====== Recorded information

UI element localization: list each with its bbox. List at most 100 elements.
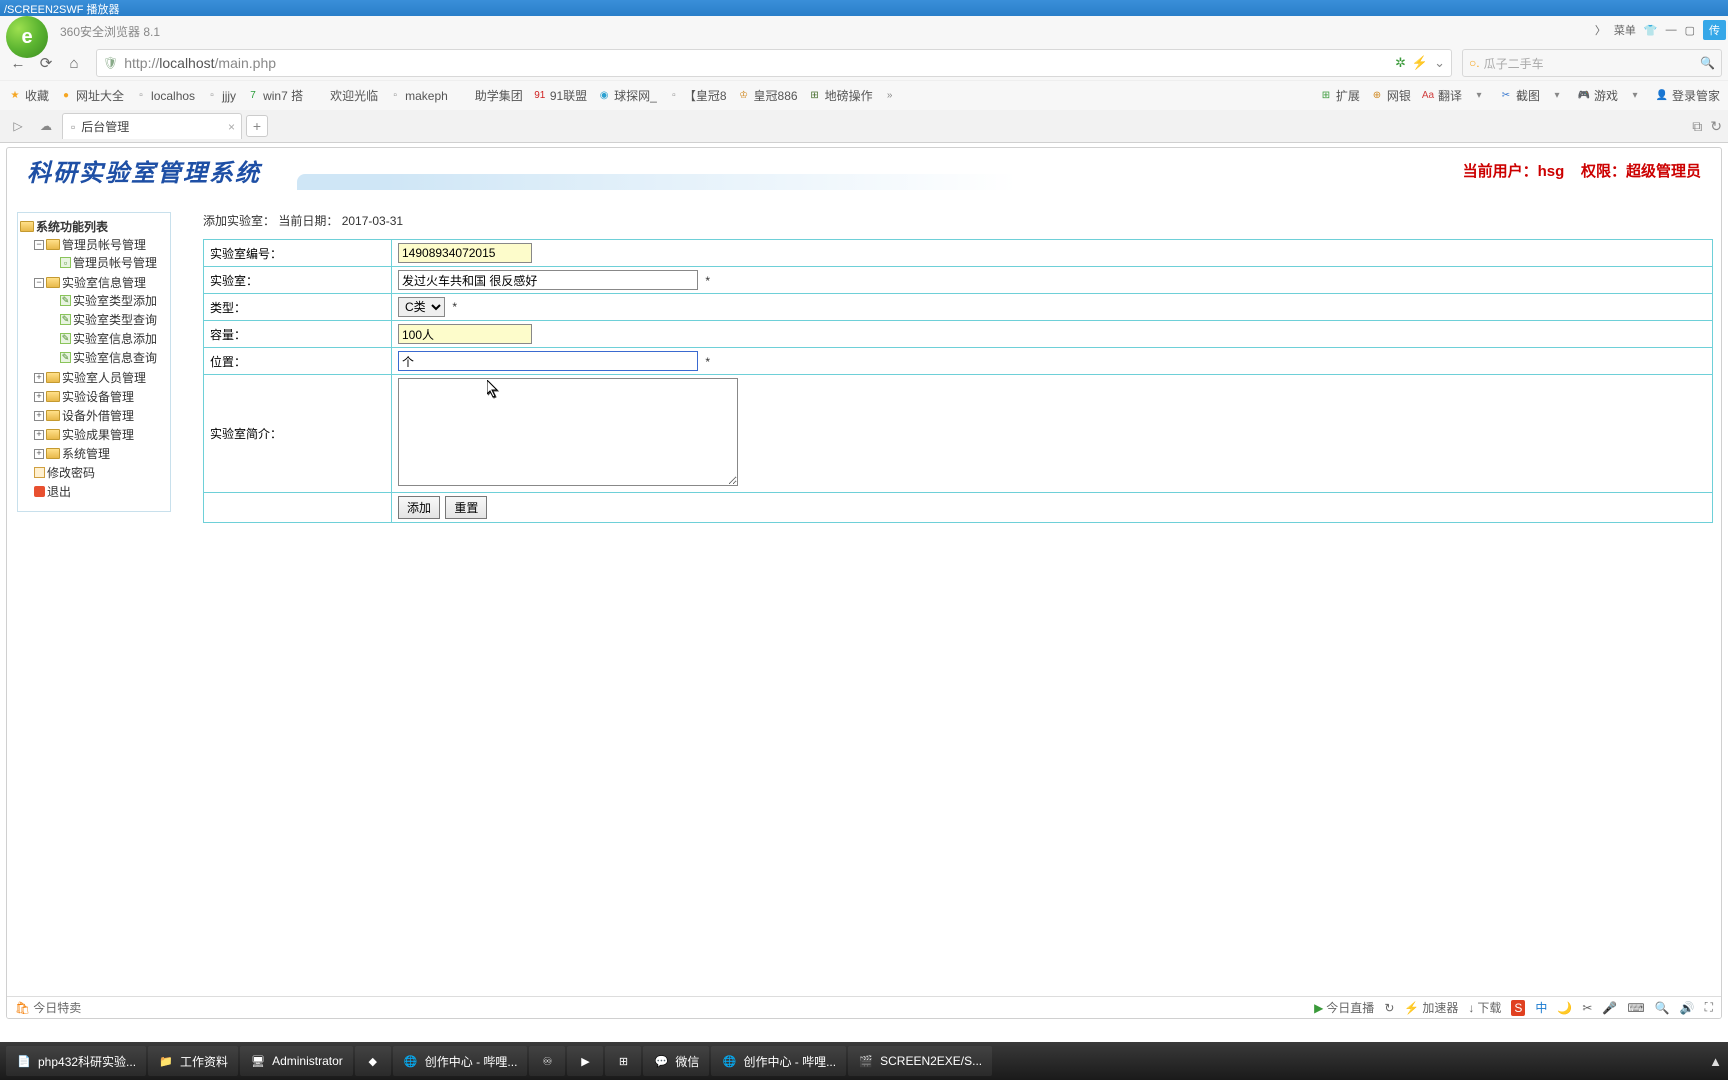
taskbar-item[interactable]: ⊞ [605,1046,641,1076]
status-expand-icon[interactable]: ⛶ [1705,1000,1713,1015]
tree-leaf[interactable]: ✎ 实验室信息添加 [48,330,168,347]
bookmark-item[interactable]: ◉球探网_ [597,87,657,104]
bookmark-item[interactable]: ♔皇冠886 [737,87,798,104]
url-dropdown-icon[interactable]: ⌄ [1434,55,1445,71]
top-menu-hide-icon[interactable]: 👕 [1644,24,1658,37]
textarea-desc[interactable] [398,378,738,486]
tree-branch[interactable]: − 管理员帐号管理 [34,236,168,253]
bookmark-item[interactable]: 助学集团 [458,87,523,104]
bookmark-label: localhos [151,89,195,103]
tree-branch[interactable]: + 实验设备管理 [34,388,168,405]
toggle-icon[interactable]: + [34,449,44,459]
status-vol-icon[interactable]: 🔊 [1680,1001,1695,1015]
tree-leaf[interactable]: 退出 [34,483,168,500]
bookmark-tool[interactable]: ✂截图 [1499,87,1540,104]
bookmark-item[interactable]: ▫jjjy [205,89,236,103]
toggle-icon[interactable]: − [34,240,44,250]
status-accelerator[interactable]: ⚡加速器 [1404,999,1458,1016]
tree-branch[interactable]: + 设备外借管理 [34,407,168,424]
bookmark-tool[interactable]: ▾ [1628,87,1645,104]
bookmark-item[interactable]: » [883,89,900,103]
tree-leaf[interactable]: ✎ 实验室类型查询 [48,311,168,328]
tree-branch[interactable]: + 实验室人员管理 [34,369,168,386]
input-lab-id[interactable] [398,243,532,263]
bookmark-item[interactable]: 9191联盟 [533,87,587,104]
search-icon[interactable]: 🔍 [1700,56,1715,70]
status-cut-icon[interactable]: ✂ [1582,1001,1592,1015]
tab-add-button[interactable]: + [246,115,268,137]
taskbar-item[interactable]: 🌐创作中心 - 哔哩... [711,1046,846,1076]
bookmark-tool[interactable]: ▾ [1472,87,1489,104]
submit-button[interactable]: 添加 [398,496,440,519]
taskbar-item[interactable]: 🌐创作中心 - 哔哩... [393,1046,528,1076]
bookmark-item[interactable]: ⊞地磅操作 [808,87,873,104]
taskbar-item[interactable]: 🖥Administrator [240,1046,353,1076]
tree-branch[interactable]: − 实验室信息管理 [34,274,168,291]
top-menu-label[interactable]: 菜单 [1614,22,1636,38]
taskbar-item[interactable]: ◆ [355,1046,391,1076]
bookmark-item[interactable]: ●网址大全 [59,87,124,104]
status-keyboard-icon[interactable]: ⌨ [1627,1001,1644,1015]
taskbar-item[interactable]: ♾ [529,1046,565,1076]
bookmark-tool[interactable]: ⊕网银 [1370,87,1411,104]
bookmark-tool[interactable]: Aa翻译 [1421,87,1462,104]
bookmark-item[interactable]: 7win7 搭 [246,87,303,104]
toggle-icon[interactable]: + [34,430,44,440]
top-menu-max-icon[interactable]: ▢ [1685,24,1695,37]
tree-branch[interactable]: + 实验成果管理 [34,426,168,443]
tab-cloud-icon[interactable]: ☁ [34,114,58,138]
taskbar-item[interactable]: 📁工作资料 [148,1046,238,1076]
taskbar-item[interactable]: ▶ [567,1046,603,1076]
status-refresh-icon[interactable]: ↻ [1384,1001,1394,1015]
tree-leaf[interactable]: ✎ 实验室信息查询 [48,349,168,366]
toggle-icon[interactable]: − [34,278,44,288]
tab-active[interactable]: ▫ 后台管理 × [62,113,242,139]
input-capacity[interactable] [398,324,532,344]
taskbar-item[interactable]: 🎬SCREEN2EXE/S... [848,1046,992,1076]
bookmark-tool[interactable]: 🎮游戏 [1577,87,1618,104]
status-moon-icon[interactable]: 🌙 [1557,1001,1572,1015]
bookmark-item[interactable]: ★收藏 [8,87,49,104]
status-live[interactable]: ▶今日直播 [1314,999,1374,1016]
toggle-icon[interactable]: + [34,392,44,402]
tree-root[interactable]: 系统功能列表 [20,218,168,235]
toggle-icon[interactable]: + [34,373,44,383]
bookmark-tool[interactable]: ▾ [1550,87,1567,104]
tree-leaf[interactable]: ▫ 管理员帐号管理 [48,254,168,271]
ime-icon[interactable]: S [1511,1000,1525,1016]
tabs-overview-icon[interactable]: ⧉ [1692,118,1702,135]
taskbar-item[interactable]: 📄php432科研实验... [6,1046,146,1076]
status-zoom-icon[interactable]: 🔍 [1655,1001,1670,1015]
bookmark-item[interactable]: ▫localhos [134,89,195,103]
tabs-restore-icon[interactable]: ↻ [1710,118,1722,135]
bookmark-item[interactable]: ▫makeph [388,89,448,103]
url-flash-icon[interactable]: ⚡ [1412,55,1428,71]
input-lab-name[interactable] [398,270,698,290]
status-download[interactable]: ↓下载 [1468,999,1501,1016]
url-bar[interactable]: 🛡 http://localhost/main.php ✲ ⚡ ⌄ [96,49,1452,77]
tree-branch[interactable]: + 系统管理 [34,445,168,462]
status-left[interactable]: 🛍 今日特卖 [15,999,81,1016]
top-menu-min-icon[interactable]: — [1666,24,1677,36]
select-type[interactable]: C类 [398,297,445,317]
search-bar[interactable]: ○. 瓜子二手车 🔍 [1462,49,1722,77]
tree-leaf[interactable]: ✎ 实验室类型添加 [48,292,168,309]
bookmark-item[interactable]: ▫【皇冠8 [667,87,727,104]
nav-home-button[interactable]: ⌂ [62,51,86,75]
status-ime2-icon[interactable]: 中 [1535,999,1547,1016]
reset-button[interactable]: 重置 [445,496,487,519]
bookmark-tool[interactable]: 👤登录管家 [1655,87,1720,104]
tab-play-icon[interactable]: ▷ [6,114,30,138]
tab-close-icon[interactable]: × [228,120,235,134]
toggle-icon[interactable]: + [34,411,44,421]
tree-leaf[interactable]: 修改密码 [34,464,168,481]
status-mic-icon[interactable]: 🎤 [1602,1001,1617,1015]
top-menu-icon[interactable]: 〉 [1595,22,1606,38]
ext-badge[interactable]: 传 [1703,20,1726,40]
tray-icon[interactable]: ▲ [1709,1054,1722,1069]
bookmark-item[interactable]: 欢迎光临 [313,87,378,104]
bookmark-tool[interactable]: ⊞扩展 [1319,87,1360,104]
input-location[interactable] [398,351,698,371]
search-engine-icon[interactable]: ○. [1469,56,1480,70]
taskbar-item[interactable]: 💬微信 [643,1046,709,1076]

============

- **Your objective**
From the line with "taskbar-item[interactable]: ⊞ [605,1046,641,1076]" up to and including the line with "search-icon[interactable]: 🔍 [1700,56,1715,70]", give those lines of the listing as a Markdown table with the columns Row and Line, leaving out any blank lines.

- **Solution to this task**
| Row | Line |
|---|---|
| 1 | taskbar-item[interactable]: ⊞ [605,1046,641,1076] |
| 2 | status-expand-icon[interactable]: ⛶ [1705,1000,1713,1015] |
| 3 | tree-leaf[interactable]: ✎ 实验室信息添加 [48,330,168,347] |
| 4 | bookmark-item[interactable]: ◉球探网_ [597,87,657,104] |
| 5 | bookmark-item[interactable]: ♔皇冠886 [737,87,798,104] |
| 6 | url-dropdown-icon[interactable]: ⌄ [1434,55,1445,71] |
| 7 | top-menu-hide-icon[interactable]: 👕 [1644,24,1658,37] |
| 8 | textarea-desc[interactable] [398,378,738,486] |
| 9 | tree-branch[interactable]: − 管理员帐号管理 [34,236,168,253] |
| 10 | bookmark-item[interactable]: 助学集团 [458,87,523,104] |
| 11 | bookmark-label: localhos [151,89,195,103] |
| 12 | tree-branch[interactable]: + 实验设备管理 [34,388,168,405] |
| 13 | toggle-icon[interactable]: + [34,449,44,459] |
| 14 | status-vol-icon[interactable]: 🔊 [1680,1001,1695,1015] |
| 15 | tree-leaf[interactable]: 退出 [34,483,168,500] |
| 16 | bookmark-tool[interactable]: ✂截图 [1499,87,1540,104] |
| 17 | bookmark-item[interactable]: ▫jjjy [205,89,236,103] |
| 18 | toggle-icon[interactable]: − [34,240,44,250] |
| 19 | status-accelerator[interactable]: ⚡加速器 [1404,999,1458,1016] |
| 20 | tree-branch[interactable]: + 设备外借管理 [34,407,168,424] |
| 21 | bookmark-tool[interactable]: ▾ [1628,87,1645,104] |
| 22 | bookmark-item[interactable]: » [883,89,900,103] |
| 23 | tree-leaf[interactable]: ✎ 实验室类型查询 [48,311,168,328] |
| 24 | tree-branch[interactable]: + 实验室人员管理 [34,369,168,386] |
| 25 | input-lab-id[interactable] [398,243,532,263] |
| 26 | bookmark-item[interactable]: 9191联盟 [533,87,587,104] |
| 27 | search-icon[interactable]: 🔍 [1700,56,1715,70] |